____ DATA ENTRIES

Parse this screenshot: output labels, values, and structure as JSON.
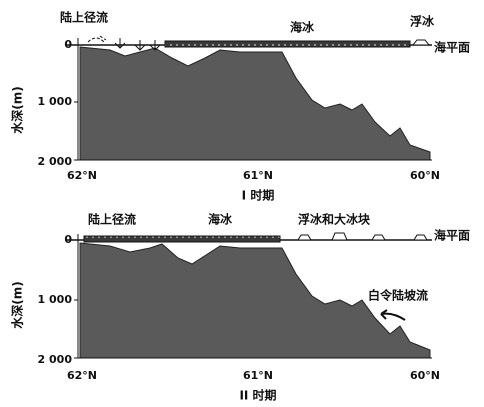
{
  "panels": [
    {
      "labels": {
        "runoff": "陆上径流",
        "sea_ice": "海冰",
        "float_ice": "浮冰",
        "sea_level": "海平面"
      },
      "y_label": "水深(m)",
      "yticks": [
        "0",
        "1 000",
        "2 000"
      ],
      "xticks": [
        "62°N",
        "61°N",
        "60°N"
      ],
      "caption": "I 时期"
    },
    {
      "labels": {
        "runoff": "陆上径流",
        "sea_ice": "海冰",
        "float_ice": "浮冰和大冰块",
        "sea_level": "海平面",
        "current": "白令陆坡流"
      },
      "y_label": "水深(m)",
      "yticks": [
        "0",
        "1 000",
        "2 000"
      ],
      "xticks": [
        "62°N",
        "61°N",
        "60°N"
      ],
      "caption": "II 时期"
    }
  ]
}
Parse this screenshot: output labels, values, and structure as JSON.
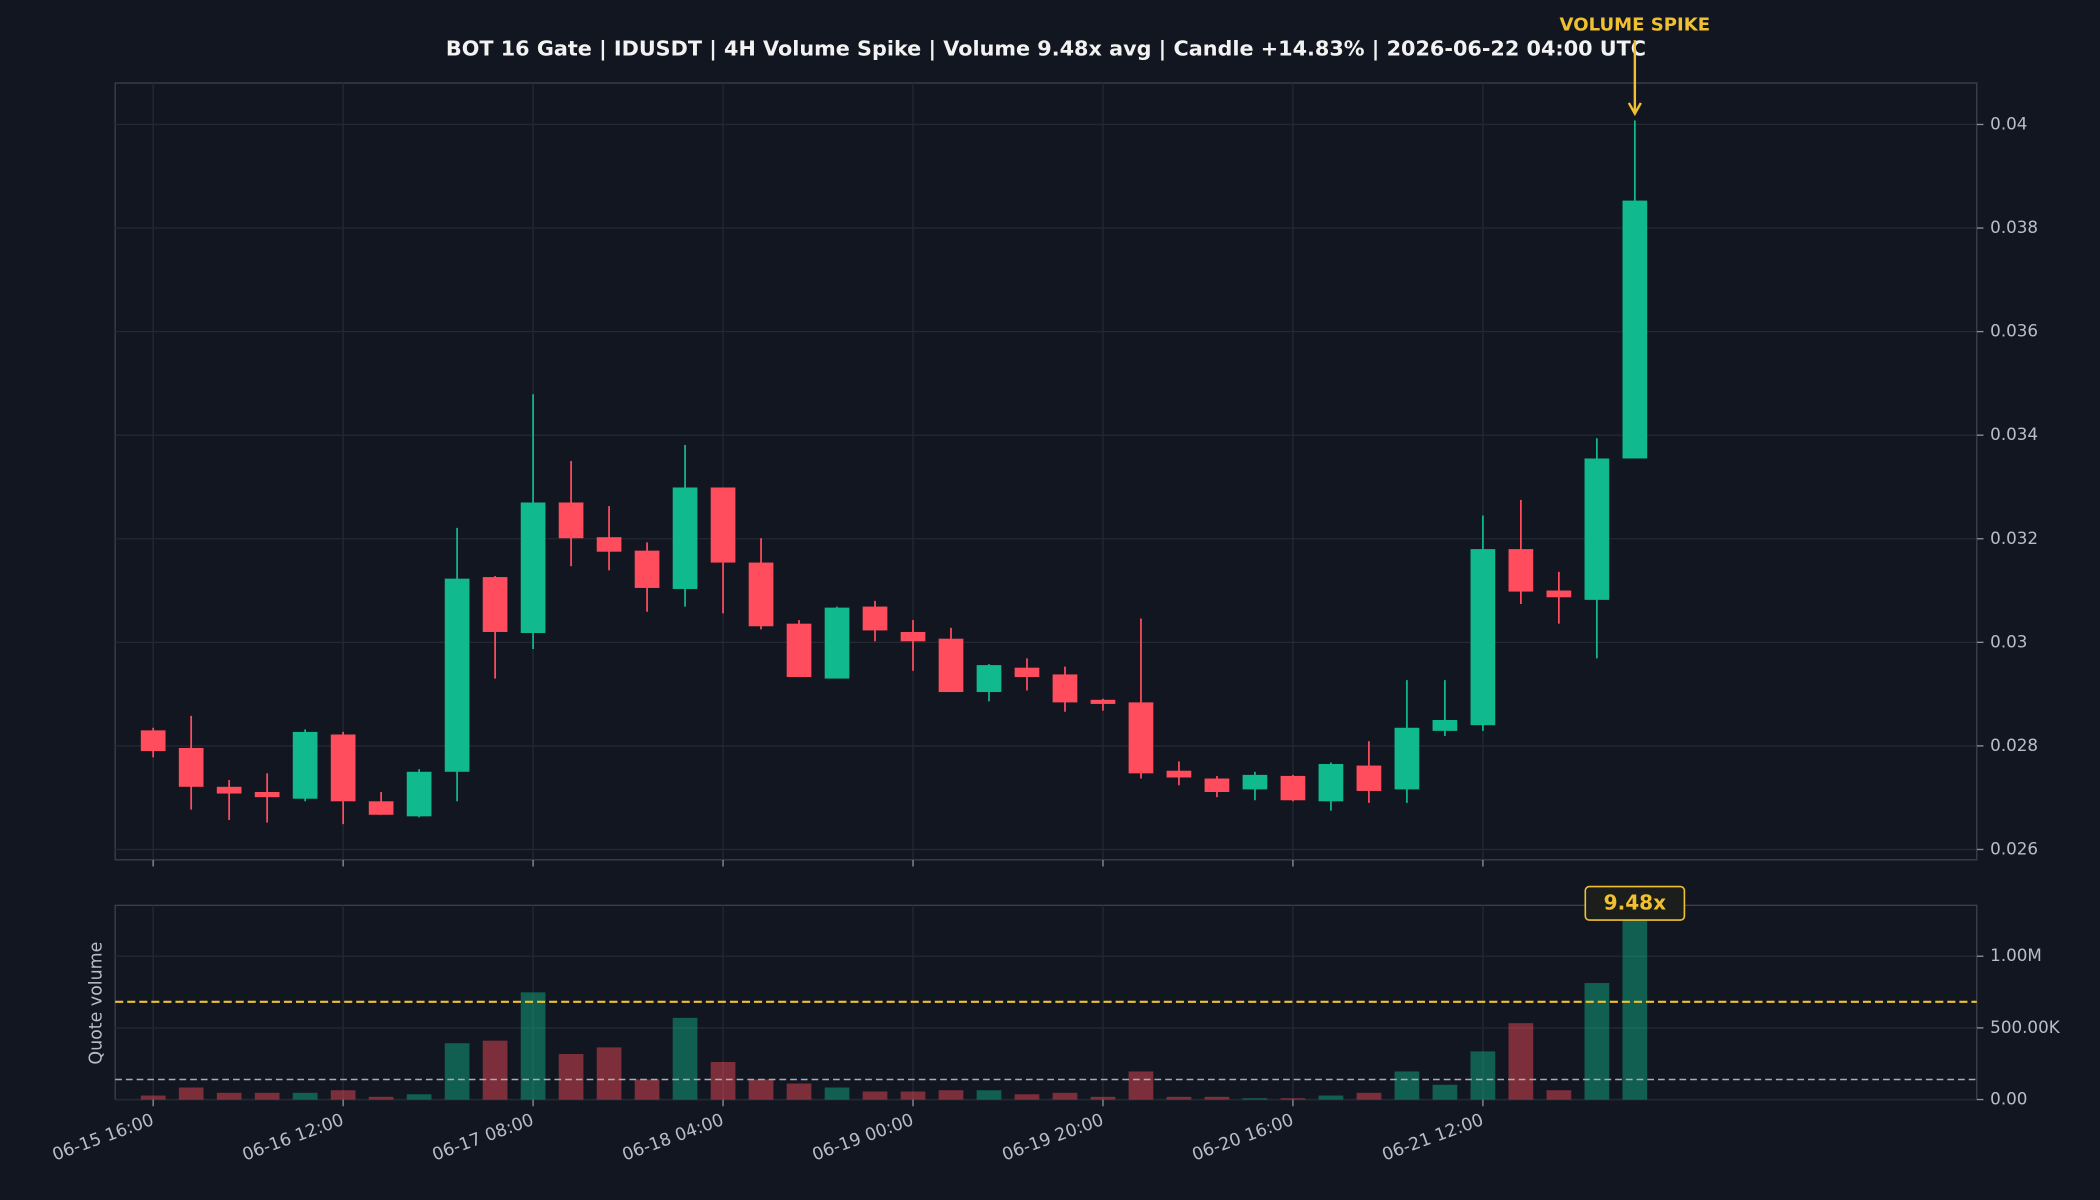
{
  "chart_data": [
    {
      "type": "candlestick",
      "title": "BOT 16 Gate | IDUSDT | 4H Volume Spike | Volume 9.48x avg | Candle +14.83% | 2026-06-22 04:00 UTC",
      "annotation": "VOLUME SPIKE",
      "categories": [
        "06-15 16:00",
        null,
        null,
        null,
        null,
        "06-16 12:00",
        null,
        null,
        null,
        null,
        "06-17 08:00",
        null,
        null,
        null,
        null,
        "06-18 04:00",
        null,
        null,
        null,
        null,
        "06-19 00:00",
        null,
        null,
        null,
        null,
        "06-19 20:00",
        null,
        null,
        null,
        null,
        "06-20 16:00",
        null,
        null,
        null,
        null,
        "06-21 12:00",
        null,
        null,
        null,
        null
      ],
      "open": [
        0.0283,
        0.02796,
        0.02721,
        0.02711,
        0.02698,
        0.02822,
        0.02693,
        0.02664,
        0.0275,
        0.03126,
        0.03018,
        0.0327,
        0.03203,
        0.03177,
        0.03103,
        0.03299,
        0.03154,
        0.03036,
        0.0293,
        0.03069,
        0.0302,
        0.03007,
        0.02904,
        0.02951,
        0.02938,
        0.02889,
        0.02884,
        0.02752,
        0.02737,
        0.02716,
        0.02742,
        0.02693,
        0.02762,
        0.02716,
        0.02829,
        0.0284,
        0.0318,
        0.031,
        0.03082,
        0.03355
      ],
      "high": [
        0.02835,
        0.02858,
        0.02734,
        0.02747,
        0.02832,
        0.02827,
        0.02711,
        0.02755,
        0.03221,
        0.03128,
        0.03479,
        0.0335,
        0.03263,
        0.03193,
        0.03381,
        0.03299,
        0.03201,
        0.03043,
        0.03069,
        0.0308,
        0.03043,
        0.03028,
        0.02958,
        0.02969,
        0.02953,
        0.02891,
        0.03046,
        0.0277,
        0.02742,
        0.0275,
        0.02744,
        0.02768,
        0.02809,
        0.02927,
        0.02927,
        0.03245,
        0.03275,
        0.03136,
        0.03394,
        0.04008
      ],
      "low": [
        0.02778,
        0.02677,
        0.02657,
        0.02652,
        0.02693,
        0.02649,
        0.02667,
        0.02662,
        0.02693,
        0.0293,
        0.02987,
        0.03147,
        0.03139,
        0.03059,
        0.03069,
        0.03056,
        0.03025,
        0.02933,
        0.0293,
        0.03002,
        0.02945,
        0.02904,
        0.02886,
        0.02907,
        0.02866,
        0.02868,
        0.02737,
        0.02724,
        0.02701,
        0.02695,
        0.02693,
        0.02675,
        0.0269,
        0.0269,
        0.02819,
        0.02829,
        0.03074,
        0.03036,
        0.02969,
        0.03355
      ],
      "close": [
        0.0279,
        0.02721,
        0.02708,
        0.02701,
        0.02827,
        0.02693,
        0.02667,
        0.0275,
        0.03123,
        0.0302,
        0.0327,
        0.03201,
        0.03175,
        0.03105,
        0.03299,
        0.03154,
        0.03031,
        0.02933,
        0.03067,
        0.03023,
        0.03002,
        0.02904,
        0.02956,
        0.02933,
        0.02884,
        0.02881,
        0.02747,
        0.02739,
        0.02711,
        0.02744,
        0.02695,
        0.02765,
        0.02713,
        0.02835,
        0.0285,
        0.0318,
        0.03098,
        0.03087,
        0.03355,
        0.03853
      ],
      "up_color": "#11b98f",
      "down_color": "#ff4d5e",
      "ylim": [
        0.0258,
        0.0408
      ],
      "yticks": [
        0.026,
        0.028,
        0.03,
        0.032,
        0.034,
        0.036,
        0.038,
        0.04
      ],
      "grid": true
    },
    {
      "type": "bar",
      "ylabel": "Quote volume",
      "annotation": "9.48x",
      "values": [
        28000,
        84000,
        47000,
        47000,
        47000,
        65000,
        19000,
        37000,
        393000,
        411000,
        748000,
        318000,
        364000,
        140000,
        570000,
        262000,
        140000,
        112000,
        84000,
        56000,
        56000,
        65000,
        65000,
        37000,
        47000,
        19000,
        196000,
        19000,
        19000,
        9000,
        9000,
        28000,
        47000,
        196000,
        103000,
        336000,
        533000,
        65000,
        813000,
        1330000
      ],
      "average_line": 140000,
      "threshold_line": 682000,
      "ylim": [
        0,
        1355000
      ],
      "yticks": [
        {
          "value": 0,
          "label": "0.00"
        },
        {
          "value": 500000,
          "label": "500.00K"
        },
        {
          "value": 1000000,
          "label": "1.00M"
        }
      ],
      "grid": true
    }
  ]
}
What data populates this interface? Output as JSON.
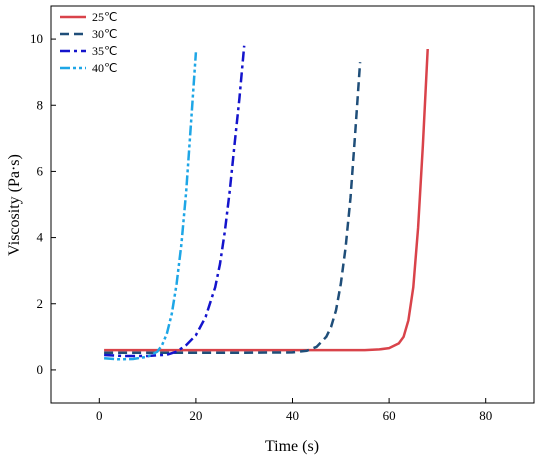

________

» WHAT YOU ARE ASKED TO DO
Lines containing the string "annotation" are to be selected and copied.

» RESPONSE TO THE TASK
      "annotation": "VOLUME SPIKE",
      "annotation": "9.48x",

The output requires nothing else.